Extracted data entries
= = = = =
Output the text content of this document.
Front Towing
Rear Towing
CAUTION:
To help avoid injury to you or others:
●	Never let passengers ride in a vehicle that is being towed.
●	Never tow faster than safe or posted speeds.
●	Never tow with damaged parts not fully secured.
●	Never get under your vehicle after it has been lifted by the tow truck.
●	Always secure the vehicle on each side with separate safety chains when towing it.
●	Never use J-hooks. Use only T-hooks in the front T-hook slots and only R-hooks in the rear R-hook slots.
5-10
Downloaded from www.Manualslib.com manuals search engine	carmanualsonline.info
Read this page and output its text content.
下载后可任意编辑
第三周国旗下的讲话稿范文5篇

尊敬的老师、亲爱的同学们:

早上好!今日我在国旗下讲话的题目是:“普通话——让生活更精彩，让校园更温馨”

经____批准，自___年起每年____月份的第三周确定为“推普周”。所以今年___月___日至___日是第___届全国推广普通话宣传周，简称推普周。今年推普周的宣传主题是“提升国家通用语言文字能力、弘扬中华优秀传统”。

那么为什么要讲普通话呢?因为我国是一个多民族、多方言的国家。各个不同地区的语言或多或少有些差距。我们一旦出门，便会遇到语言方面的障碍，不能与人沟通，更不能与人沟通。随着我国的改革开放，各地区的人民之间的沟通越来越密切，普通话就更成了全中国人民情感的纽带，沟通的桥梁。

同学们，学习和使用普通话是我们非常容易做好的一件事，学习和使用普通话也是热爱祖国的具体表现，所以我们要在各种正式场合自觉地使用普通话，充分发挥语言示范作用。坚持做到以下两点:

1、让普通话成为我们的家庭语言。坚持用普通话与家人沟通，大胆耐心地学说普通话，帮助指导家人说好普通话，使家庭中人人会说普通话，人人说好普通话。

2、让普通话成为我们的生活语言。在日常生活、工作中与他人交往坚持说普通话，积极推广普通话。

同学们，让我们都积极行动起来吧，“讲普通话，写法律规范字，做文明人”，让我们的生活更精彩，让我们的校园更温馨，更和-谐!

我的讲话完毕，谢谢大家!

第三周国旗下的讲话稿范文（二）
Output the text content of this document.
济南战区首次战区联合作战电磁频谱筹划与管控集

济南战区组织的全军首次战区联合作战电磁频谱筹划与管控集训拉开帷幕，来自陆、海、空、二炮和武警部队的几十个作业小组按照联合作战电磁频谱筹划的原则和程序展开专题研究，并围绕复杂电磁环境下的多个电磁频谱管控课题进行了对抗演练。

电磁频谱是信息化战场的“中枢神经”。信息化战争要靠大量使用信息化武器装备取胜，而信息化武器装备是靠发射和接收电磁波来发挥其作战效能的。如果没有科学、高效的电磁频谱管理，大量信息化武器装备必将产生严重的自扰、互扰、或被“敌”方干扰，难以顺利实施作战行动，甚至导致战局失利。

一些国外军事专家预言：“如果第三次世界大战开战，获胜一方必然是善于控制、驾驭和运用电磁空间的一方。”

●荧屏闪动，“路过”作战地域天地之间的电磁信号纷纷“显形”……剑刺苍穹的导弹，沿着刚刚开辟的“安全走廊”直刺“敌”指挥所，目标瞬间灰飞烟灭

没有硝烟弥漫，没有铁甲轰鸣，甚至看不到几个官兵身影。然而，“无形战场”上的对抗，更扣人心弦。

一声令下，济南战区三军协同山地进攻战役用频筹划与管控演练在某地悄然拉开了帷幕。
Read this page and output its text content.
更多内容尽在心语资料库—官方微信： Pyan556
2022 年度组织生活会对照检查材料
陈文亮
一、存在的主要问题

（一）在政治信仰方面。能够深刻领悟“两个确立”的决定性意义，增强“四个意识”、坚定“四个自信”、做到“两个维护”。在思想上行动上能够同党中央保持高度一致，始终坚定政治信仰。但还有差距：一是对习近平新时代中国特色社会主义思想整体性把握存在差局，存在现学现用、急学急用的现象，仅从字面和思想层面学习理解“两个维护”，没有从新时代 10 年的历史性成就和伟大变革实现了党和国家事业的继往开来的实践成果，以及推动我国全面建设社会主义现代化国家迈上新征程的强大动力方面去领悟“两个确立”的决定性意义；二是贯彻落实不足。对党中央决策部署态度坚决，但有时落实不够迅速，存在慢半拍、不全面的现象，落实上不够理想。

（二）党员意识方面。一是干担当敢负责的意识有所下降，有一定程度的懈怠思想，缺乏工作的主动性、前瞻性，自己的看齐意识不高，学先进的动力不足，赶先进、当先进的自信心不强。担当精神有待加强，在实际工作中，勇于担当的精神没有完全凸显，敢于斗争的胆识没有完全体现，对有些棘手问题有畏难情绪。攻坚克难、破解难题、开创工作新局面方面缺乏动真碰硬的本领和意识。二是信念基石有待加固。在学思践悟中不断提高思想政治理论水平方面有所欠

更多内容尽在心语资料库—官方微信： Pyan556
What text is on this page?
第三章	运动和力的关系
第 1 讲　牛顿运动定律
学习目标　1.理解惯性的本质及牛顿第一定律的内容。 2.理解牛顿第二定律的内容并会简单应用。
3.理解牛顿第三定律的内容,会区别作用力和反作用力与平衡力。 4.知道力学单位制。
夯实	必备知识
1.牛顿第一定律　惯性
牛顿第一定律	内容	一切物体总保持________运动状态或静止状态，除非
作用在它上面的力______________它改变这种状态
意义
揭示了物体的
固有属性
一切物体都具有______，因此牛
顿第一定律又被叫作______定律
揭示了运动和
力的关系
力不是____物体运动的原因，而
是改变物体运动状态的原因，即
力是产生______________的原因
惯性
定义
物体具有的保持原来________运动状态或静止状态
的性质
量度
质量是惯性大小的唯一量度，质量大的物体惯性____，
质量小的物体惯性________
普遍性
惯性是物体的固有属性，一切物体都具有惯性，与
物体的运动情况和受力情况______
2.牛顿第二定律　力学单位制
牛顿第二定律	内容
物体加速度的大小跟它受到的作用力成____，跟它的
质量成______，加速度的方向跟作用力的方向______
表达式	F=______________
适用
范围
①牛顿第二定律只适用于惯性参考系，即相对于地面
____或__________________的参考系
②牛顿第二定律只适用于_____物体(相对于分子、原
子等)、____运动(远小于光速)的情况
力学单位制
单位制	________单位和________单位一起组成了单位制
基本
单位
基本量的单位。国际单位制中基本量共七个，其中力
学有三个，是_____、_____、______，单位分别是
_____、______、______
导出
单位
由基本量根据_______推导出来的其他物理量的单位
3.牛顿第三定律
= = = = =
● TASK GOAL: Write out all the entries exactly.

● RIGHT ANSWER:
Output the text content of this document.
Front Towing
Rear Towing
CAUTION:
To help avoid injury to you or others:
●	Never let passengers ride in a vehicle that is being towed.
●	Never tow faster than safe or posted speeds.
●	Never tow with damaged parts not fully secured.
●	Never get under your vehicle after it has been lifted by the tow truck.
●	Always secure the vehicle on each side with separate safety chains when towing it.
●	Never use J-hooks. Use only T-hooks in the front T-hook slots and only R-hooks in the rear R-hook slots.
5-10
Downloaded from www.Manualslib.com manuals search engine	carmanualsonline.info
Read this page and output its text content.
下载后可任意编辑
第三周国旗下的讲话稿范文5篇

尊敬的老师、亲爱的同学们:

早上好!今日我在国旗下讲话的题目是:“普通话——让生活更精彩，让校园更温馨”

经____批准，自___年起每年____月份的第三周确定为“推普周”。所以今年___月___日至___日是第___届全国推广普通话宣传周，简称推普周。今年推普周的宣传主题是“提升国家通用语言文字能力、弘扬中华优秀传统”。

那么为什么要讲普通话呢?因为我国是一个多民族、多方言的国家。各个不同地区的语言或多或少有些差距。我们一旦出门，便会遇到语言方面的障碍，不能与人沟通，更不能与人沟通。随着我国的改革开放，各地区的人民之间的沟通越来越密切，普通话就更成了全中国人民情感的纽带，沟通的桥梁。

同学们，学习和使用普通话是我们非常容易做好的一件事，学习和使用普通话也是热爱祖国的具体表现，所以我们要在各种正式场合自觉地使用普通话，充分发挥语言示范作用。坚持做到以下两点:

1、让普通话成为我们的家庭语言。坚持用普通话与家人沟通，大胆耐心地学说普通话，帮助指导家人说好普通话，使家庭中人人会说普通话，人人说好普通话。

2、让普通话成为我们的生活语言。在日常生活、工作中与他人交往坚持说普通话，积极推广普通话。

同学们，让我们都积极行动起来吧，“讲普通话，写法律规范字，做文明人”，让我们的生活更精彩，让我们的校园更温馨，更和-谐!

我的讲话完毕，谢谢大家!

第三周国旗下的讲话稿范文（二）
Output the text content of this document.
济南战区首次战区联合作战电磁频谱筹划与管控集

济南战区组织的全军首次战区联合作战电磁频谱筹划与管控集训拉开帷幕，来自陆、海、空、二炮和武警部队的几十个作业小组按照联合作战电磁频谱筹划的原则和程序展开专题研究，并围绕复杂电磁环境下的多个电磁频谱管控课题进行了对抗演练。

电磁频谱是信息化战场的“中枢神经”。信息化战争要靠大量使用信息化武器装备取胜，而信息化武器装备是靠发射和接收电磁波来发挥其作战效能的。如果没有科学、高效的电磁频谱管理，大量信息化武器装备必将产生严重的自扰、互扰、或被“敌”方干扰，难以顺利实施作战行动，甚至导致战局失利。

一些国外军事专家预言：“如果第三次世界大战开战，获胜一方必然是善于控制、驾驭和运用电磁空间的一方。”

●荧屏闪动，“路过”作战地域天地之间的电磁信号纷纷“显形”……剑刺苍穹的导弹，沿着刚刚开辟的“安全走廊”直刺“敌”指挥所，目标瞬间灰飞烟灭

没有硝烟弥漫，没有铁甲轰鸣，甚至看不到几个官兵身影。然而，“无形战场”上的对抗，更扣人心弦。

一声令下，济南战区三军协同山地进攻战役用频筹划与管控演练在某地悄然拉开了帷幕。
Read this page and output its text content.
更多内容尽在心语资料库—官方微信： Pyan556
2022 年度组织生活会对照检查材料
陈文亮
一、存在的主要问题

（一）在政治信仰方面。能够深刻领悟“两个确立”的决定性意义，增强“四个意识”、坚定“四个自信”、做到“两个维护”。在思想上行动上能够同党中央保持高度一致，始终坚定政治信仰。但还有差距：一是对习近平新时代中国特色社会主义思想整体性把握存在差局，存在现学现用、急学急用的现象，仅从字面和思想层面学习理解“两个维护”，没有从新时代 10 年的历史性成就和伟大变革实现了党和国家事业的继往开来的实践成果，以及推动我国全面建设社会主义现代化国家迈上新征程的强大动力方面去领悟“两个确立”的决定性意义；二是贯彻落实不足。对党中央决策部署态度坚决，但有时落实不够迅速，存在慢半拍、不全面的现象，落实上不够理想。

（二）党员意识方面。一是干担当敢负责的意识有所下降，有一定程度的懈怠思想，缺乏工作的主动性、前瞻性，自己的看齐意识不高，学先进的动力不足，赶先进、当先进的自信心不强。担当精神有待加强，在实际工作中，勇于担当的精神没有完全凸显，敢于斗争的胆识没有完全体现，对有些棘手问题有畏难情绪。攻坚克难、破解难题、开创工作新局面方面缺乏动真碰硬的本领和意识。二是信念基石有待加固。在学思践悟中不断提高思想政治理论水平方面有所欠

更多内容尽在心语资料库—官方微信： Pyan556
What text is on this page?
第三章	运动和力的关系
第 1 讲　牛顿运动定律
学习目标　1.理解惯性的本质及牛顿第一定律的内容。 2.理解牛顿第二定律的内容并会简单应用。
3.理解牛顿第三定律的内容,会区别作用力和反作用力与平衡力。 4.知道力学单位制。
夯实	必备知识
1.牛顿第一定律　惯性
牛顿第一定律	内容	一切物体总保持________运动状态或静止状态，除非
作用在它上面的力______________它改变这种状态
意义
揭示了物体的
固有属性
一切物体都具有______，因此牛
顿第一定律又被叫作______定律
揭示了运动和
力的关系
力不是____物体运动的原因，而
是改变物体运动状态的原因，即
力是产生______________的原因
惯性
定义
物体具有的保持原来________运动状态或静止状态
的性质
量度
质量是惯性大小的唯一量度，质量大的物体惯性____，
质量小的物体惯性________
普遍性
惯性是物体的固有属性，一切物体都具有惯性，与
物体的运动情况和受力情况______
2.牛顿第二定律　力学单位制
牛顿第二定律	内容
物体加速度的大小跟它受到的作用力成____，跟它的
质量成______，加速度的方向跟作用力的方向______
表达式	F=______________
适用
范围
①牛顿第二定律只适用于惯性参考系，即相对于地面
____或__________________的参考系
②牛顿第二定律只适用于_____物体(相对于分子、原
子等)、____运动(远小于光速)的情况
力学单位制
单位制	________单位和________单位一起组成了单位制
基本
单位
基本量的单位。国际单位制中基本量共七个，其中力
学有三个，是_____、_____、______，单位分别是
_____、______、______
导出
单位
由基本量根据_______推导出来的其他物理量的单位
3.牛顿第三定律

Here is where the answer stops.